● **Record excerpts**:

+++

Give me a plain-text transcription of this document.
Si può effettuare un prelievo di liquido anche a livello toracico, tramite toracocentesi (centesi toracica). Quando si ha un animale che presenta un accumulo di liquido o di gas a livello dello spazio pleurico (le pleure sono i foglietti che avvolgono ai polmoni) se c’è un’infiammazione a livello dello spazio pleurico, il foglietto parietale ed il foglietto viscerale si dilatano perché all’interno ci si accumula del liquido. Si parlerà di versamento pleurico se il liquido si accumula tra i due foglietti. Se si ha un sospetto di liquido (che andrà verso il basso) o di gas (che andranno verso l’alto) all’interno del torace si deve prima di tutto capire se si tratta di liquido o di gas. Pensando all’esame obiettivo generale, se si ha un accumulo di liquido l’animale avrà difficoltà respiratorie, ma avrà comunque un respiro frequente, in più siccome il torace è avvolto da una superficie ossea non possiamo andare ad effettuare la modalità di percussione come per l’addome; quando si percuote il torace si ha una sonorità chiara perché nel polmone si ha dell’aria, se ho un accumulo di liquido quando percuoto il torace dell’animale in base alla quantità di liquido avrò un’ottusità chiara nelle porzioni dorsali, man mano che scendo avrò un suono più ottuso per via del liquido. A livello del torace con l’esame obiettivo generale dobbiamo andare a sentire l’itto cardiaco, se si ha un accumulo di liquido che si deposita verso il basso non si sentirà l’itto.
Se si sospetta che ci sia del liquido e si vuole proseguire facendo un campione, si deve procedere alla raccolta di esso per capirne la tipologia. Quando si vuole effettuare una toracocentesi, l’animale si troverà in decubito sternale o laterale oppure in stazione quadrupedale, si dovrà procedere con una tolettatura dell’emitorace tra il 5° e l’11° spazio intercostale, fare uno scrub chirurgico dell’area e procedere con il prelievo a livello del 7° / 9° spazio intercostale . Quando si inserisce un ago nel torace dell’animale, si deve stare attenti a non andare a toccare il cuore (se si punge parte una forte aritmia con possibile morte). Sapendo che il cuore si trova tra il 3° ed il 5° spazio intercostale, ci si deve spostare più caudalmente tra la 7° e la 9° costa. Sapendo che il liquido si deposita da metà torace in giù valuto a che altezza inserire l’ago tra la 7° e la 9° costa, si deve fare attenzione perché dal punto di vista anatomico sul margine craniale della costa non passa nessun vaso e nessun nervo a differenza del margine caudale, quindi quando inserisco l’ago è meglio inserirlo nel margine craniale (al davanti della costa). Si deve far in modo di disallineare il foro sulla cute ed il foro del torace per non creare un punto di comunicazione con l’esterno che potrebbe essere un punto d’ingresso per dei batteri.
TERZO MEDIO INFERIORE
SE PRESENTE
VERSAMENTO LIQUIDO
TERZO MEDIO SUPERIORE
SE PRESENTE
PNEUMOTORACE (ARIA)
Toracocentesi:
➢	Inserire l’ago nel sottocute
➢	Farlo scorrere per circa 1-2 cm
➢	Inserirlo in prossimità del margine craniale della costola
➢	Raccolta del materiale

+++

Could you quote the material above in full, exactly as it stands?

● **Solution to this exercise**:
Give me a plain-text transcription of this document.
Si può effettuare un prelievo di liquido anche a livello toracico, tramite toracocentesi (centesi toracica). Quando si ha un animale che presenta un accumulo di liquido o di gas a livello dello spazio pleurico (le pleure sono i foglietti che avvolgono ai polmoni) se c’è un’infiammazione a livello dello spazio pleurico, il foglietto parietale ed il foglietto viscerale si dilatano perché all’interno ci si accumula del liquido. Si parlerà di versamento pleurico se il liquido si accumula tra i due foglietti. Se si ha un sospetto di liquido (che andrà verso il basso) o di gas (che andranno verso l’alto) all’interno del torace si deve prima di tutto capire se si tratta di liquido o di gas. Pensando all’esame obiettivo generale, se si ha un accumulo di liquido l’animale avrà difficoltà respiratorie, ma avrà comunque un respiro frequente, in più siccome il torace è avvolto da una superficie ossea non possiamo andare ad effettuare la modalità di percussione come per l’addome; quando si percuote il torace si ha una sonorità chiara perché nel polmone si ha dell’aria, se ho un accumulo di liquido quando percuoto il torace dell’animale in base alla quantità di liquido avrò un’ottusità chiara nelle porzioni dorsali, man mano che scendo avrò un suono più ottuso per via del liquido. A livello del torace con l’esame obiettivo generale dobbiamo andare a sentire l’itto cardiaco, se si ha un accumulo di liquido che si deposita verso il basso non si sentirà l’itto.
Se si sospetta che ci sia del liquido e si vuole proseguire facendo un campione, si deve procedere alla raccolta di esso per capirne la tipologia. Quando si vuole effettuare una toracocentesi, l’animale si troverà in decubito sternale o laterale oppure in stazione quadrupedale, si dovrà procedere con una tolettatura dell’emitorace tra il 5° e l’11° spazio intercostale, fare uno scrub chirurgico dell’area e procedere con il prelievo a livello del 7° / 9° spazio intercostale . Quando si inserisce un ago nel torace dell’animale, si deve stare attenti a non andare a toccare il cuore (se si punge parte una forte aritmia con possibile morte). Sapendo che il cuore si trova tra il 3° ed il 5° spazio intercostale, ci si deve spostare più caudalmente tra la 7° e la 9° costa. Sapendo che il liquido si deposita da metà torace in giù valuto a che altezza inserire l’ago tra la 7° e la 9° costa, si deve fare attenzione perché dal punto di vista anatomico sul margine craniale della costa non passa nessun vaso e nessun nervo a differenza del margine caudale, quindi quando inserisco l’ago è meglio inserirlo nel margine craniale (al davanti della costa). Si deve far in modo di disallineare il foro sulla cute ed il foro del torace per non creare un punto di comunicazione con l’esterno che potrebbe essere un punto d’ingresso per dei batteri.
TERZO MEDIO INFERIORE
SE PRESENTE
VERSAMENTO LIQUIDO
TERZO MEDIO SUPERIORE
SE PRESENTE
PNEUMOTORACE (ARIA)
Toracocentesi:
➢	Inserire l’ago nel sottocute
➢	Farlo scorrere per circa 1-2 cm
➢	Inserirlo in prossimità del margine craniale della costola
➢	Raccolta del materiale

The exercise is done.